**Goal:** Write out the records beneath this line exactly as they appear, minus any images.

## Start Records shown

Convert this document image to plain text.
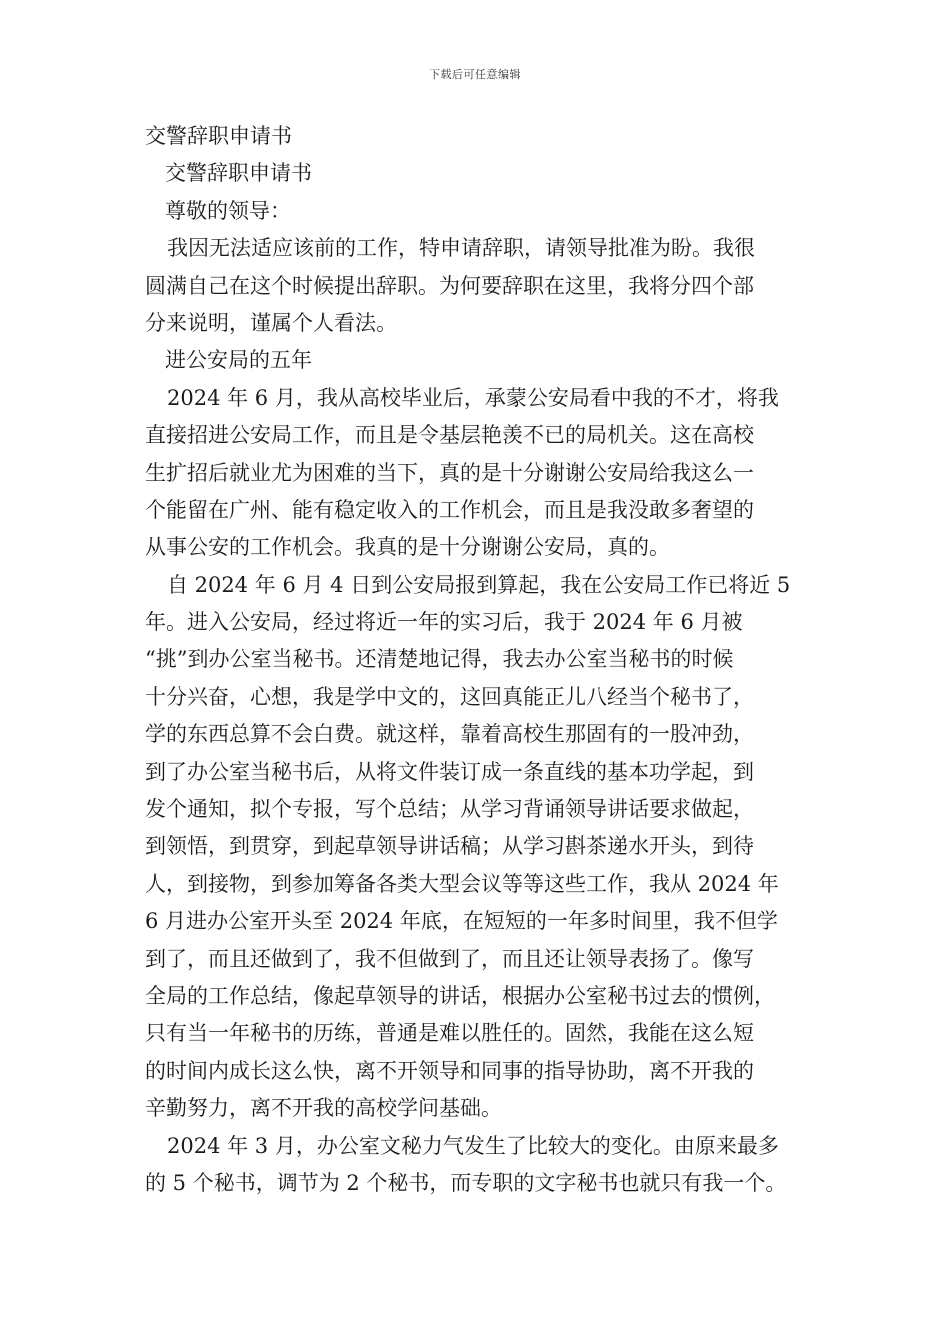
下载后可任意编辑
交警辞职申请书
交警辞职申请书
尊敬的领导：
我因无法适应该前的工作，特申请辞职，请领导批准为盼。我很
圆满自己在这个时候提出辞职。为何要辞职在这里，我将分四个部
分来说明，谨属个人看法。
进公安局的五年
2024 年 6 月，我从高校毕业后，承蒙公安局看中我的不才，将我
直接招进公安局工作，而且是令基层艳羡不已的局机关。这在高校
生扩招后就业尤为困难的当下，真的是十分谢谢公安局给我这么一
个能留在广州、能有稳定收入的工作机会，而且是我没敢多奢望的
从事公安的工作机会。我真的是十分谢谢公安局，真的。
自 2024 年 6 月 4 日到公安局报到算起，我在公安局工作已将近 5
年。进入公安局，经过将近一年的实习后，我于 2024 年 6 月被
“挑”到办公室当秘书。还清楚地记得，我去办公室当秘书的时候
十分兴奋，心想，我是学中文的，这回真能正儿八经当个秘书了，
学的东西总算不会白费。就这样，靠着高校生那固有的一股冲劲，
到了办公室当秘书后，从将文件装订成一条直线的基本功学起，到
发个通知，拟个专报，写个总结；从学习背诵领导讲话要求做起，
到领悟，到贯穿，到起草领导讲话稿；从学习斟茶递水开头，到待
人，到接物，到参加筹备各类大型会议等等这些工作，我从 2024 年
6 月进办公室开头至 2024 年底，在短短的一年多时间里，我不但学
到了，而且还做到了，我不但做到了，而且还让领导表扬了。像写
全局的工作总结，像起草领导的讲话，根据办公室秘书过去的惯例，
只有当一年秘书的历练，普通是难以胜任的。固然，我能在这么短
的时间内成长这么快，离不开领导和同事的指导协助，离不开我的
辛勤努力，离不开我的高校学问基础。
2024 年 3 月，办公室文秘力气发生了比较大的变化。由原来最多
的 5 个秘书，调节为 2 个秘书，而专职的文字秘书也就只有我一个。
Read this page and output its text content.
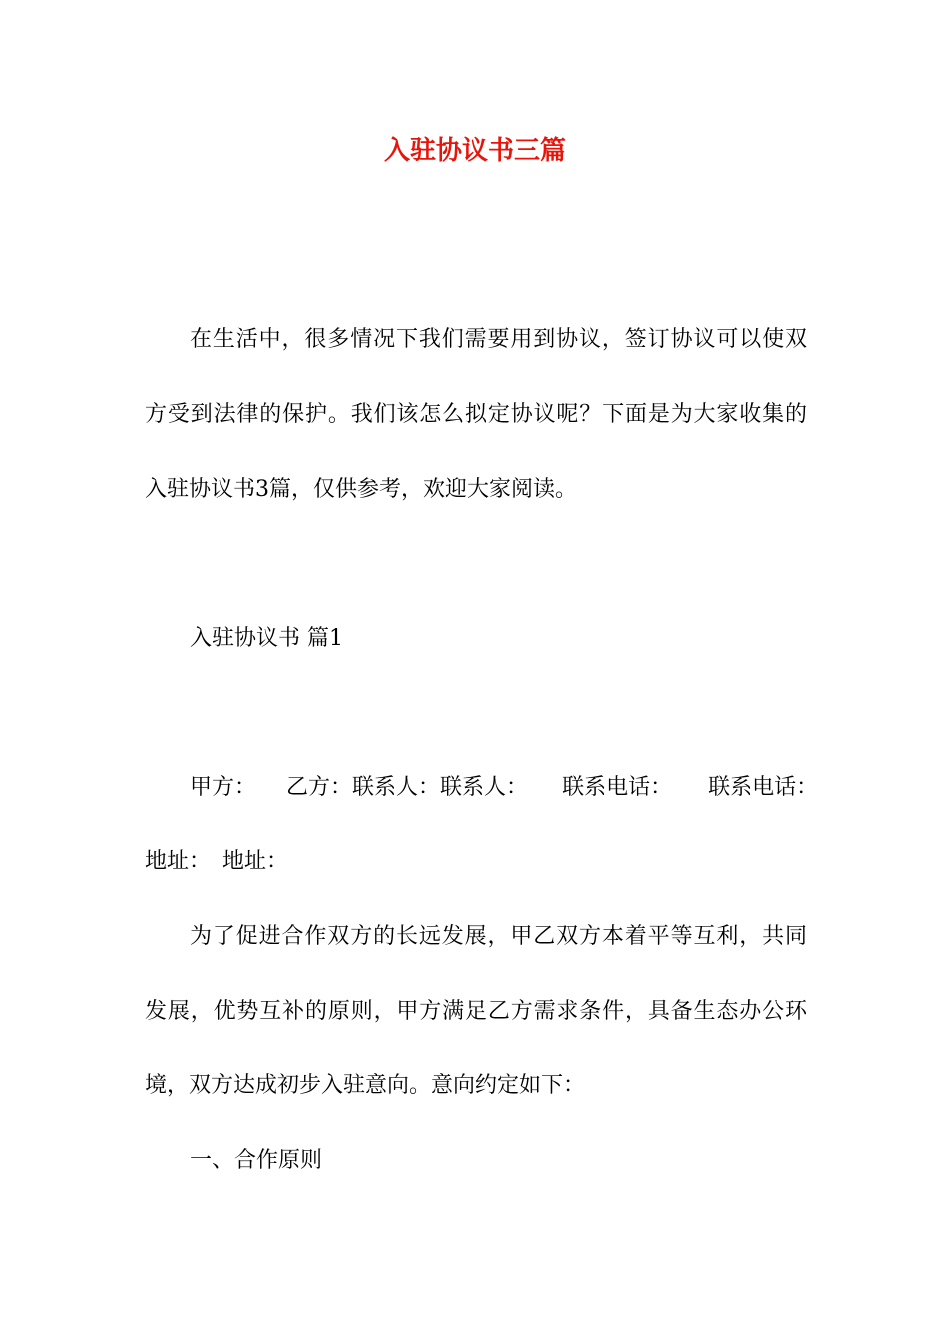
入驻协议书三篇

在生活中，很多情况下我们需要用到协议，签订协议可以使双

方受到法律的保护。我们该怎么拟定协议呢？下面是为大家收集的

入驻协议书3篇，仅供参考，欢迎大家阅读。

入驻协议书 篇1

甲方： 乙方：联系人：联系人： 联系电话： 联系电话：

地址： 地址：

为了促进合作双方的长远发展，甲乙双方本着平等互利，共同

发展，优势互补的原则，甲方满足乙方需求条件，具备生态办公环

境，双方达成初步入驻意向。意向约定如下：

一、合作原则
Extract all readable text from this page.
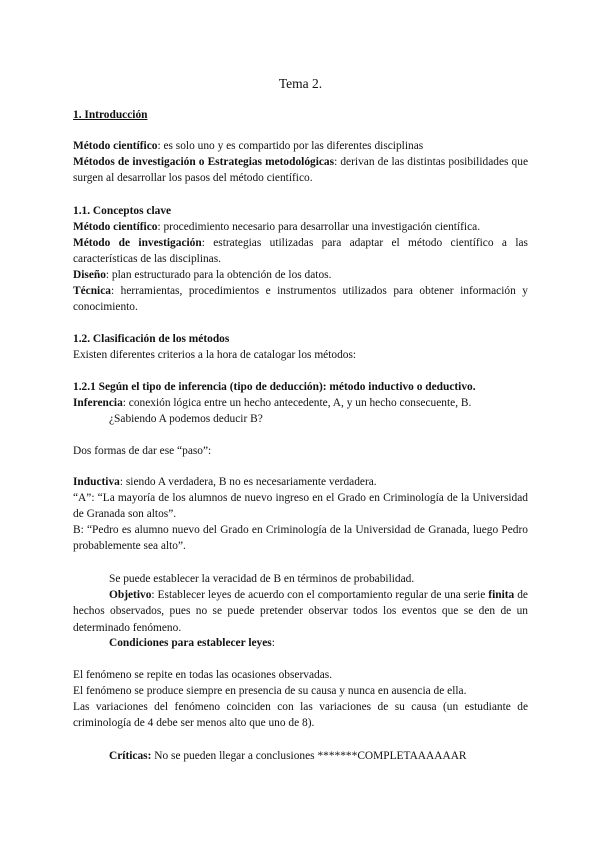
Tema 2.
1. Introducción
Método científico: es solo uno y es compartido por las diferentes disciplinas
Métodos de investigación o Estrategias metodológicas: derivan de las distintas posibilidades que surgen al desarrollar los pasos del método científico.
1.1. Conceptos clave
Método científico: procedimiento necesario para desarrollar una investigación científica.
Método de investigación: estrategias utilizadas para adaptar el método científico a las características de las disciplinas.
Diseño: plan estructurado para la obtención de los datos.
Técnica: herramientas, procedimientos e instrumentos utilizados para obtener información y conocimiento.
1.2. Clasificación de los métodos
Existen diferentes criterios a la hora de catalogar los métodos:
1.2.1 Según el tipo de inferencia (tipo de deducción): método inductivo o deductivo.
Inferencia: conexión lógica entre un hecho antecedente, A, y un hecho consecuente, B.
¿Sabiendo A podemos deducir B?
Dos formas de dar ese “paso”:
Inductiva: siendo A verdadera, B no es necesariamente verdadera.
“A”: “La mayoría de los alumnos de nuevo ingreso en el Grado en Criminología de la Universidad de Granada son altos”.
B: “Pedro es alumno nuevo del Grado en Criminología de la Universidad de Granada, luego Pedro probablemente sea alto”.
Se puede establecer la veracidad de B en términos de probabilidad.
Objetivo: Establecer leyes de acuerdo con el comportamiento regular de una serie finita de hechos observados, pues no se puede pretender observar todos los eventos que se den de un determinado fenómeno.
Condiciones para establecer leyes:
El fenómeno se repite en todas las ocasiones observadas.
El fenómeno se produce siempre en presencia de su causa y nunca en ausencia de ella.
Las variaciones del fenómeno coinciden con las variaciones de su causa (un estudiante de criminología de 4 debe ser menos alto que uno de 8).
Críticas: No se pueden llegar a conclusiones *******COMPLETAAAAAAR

## End Records shown

**Full answer:**
Convert this document image to plain text.
下载后可任意编辑
交警辞职申请书
交警辞职申请书
尊敬的领导：
我因无法适应该前的工作，特申请辞职，请领导批准为盼。我很
圆满自己在这个时候提出辞职。为何要辞职在这里，我将分四个部
分来说明，谨属个人看法。
进公安局的五年
2024 年 6 月，我从高校毕业后，承蒙公安局看中我的不才，将我
直接招进公安局工作，而且是令基层艳羡不已的局机关。这在高校
生扩招后就业尤为困难的当下，真的是十分谢谢公安局给我这么一
个能留在广州、能有稳定收入的工作机会，而且是我没敢多奢望的
从事公安的工作机会。我真的是十分谢谢公安局，真的。
自 2024 年 6 月 4 日到公安局报到算起，我在公安局工作已将近 5
年。进入公安局，经过将近一年的实习后，我于 2024 年 6 月被
“挑”到办公室当秘书。还清楚地记得，我去办公室当秘书的时候
十分兴奋，心想，我是学中文的，这回真能正儿八经当个秘书了，
学的东西总算不会白费。就这样，靠着高校生那固有的一股冲劲，
到了办公室当秘书后，从将文件装订成一条直线的基本功学起，到
发个通知，拟个专报，写个总结；从学习背诵领导讲话要求做起，
到领悟，到贯穿，到起草领导讲话稿；从学习斟茶递水开头，到待
人，到接物，到参加筹备各类大型会议等等这些工作，我从 2024 年
6 月进办公室开头至 2024 年底，在短短的一年多时间里，我不但学
到了，而且还做到了，我不但做到了，而且还让领导表扬了。像写
全局的工作总结，像起草领导的讲话，根据办公室秘书过去的惯例，
只有当一年秘书的历练，普通是难以胜任的。固然，我能在这么短
的时间内成长这么快，离不开领导和同事的指导协助，离不开我的
辛勤努力，离不开我的高校学问基础。
2024 年 3 月，办公室文秘力气发生了比较大的变化。由原来最多
的 5 个秘书，调节为 2 个秘书，而专职的文字秘书也就只有我一个。
Read this page and output its text content.
入驻协议书三篇

在生活中，很多情况下我们需要用到协议，签订协议可以使双

方受到法律的保护。我们该怎么拟定协议呢？下面是为大家收集的

入驻协议书3篇，仅供参考，欢迎大家阅读。

入驻协议书 篇1

甲方： 乙方：联系人：联系人： 联系电话： 联系电话：

地址： 地址：

为了促进合作双方的长远发展，甲乙双方本着平等互利，共同

发展，优势互补的原则，甲方满足乙方需求条件，具备生态办公环

境，双方达成初步入驻意向。意向约定如下：

一、合作原则
Extract all readable text from this page.
Tema 2.
1. Introducción
Método científico: es solo uno y es compartido por las diferentes disciplinas
Métodos de investigación o Estrategias metodológicas: derivan de las distintas posibilidades que surgen al desarrollar los pasos del método científico.
1.1. Conceptos clave
Método científico: procedimiento necesario para desarrollar una investigación científica.
Método de investigación: estrategias utilizadas para adaptar el método científico a las características de las disciplinas.
Diseño: plan estructurado para la obtención de los datos.
Técnica: herramientas, procedimientos e instrumentos utilizados para obtener información y conocimiento.
1.2. Clasificación de los métodos
Existen diferentes criterios a la hora de catalogar los métodos:
1.2.1 Según el tipo de inferencia (tipo de deducción): método inductivo o deductivo.
Inferencia: conexión lógica entre un hecho antecedente, A, y un hecho consecuente, B.
¿Sabiendo A podemos deducir B?
Dos formas de dar ese “paso”:
Inductiva: siendo A verdadera, B no es necesariamente verdadera.
“A”: “La mayoría de los alumnos de nuevo ingreso en el Grado en Criminología de la Universidad de Granada son altos”.
B: “Pedro es alumno nuevo del Grado en Criminología de la Universidad de Granada, luego Pedro probablemente sea alto”.
Se puede establecer la veracidad de B en términos de probabilidad.
Objetivo: Establecer leyes de acuerdo con el comportamiento regular de una serie finita de hechos observados, pues no se puede pretender observar todos los eventos que se den de un determinado fenómeno.
Condiciones para establecer leyes:
El fenómeno se repite en todas las ocasiones observadas.
El fenómeno se produce siempre en presencia de su causa y nunca en ausencia de ella.
Las variaciones del fenómeno coinciden con las variaciones de su causa (un estudiante de criminología de 4 debe ser menos alto que uno de 8).
Críticas: No se pueden llegar a conclusiones *******COMPLETAAAAAAR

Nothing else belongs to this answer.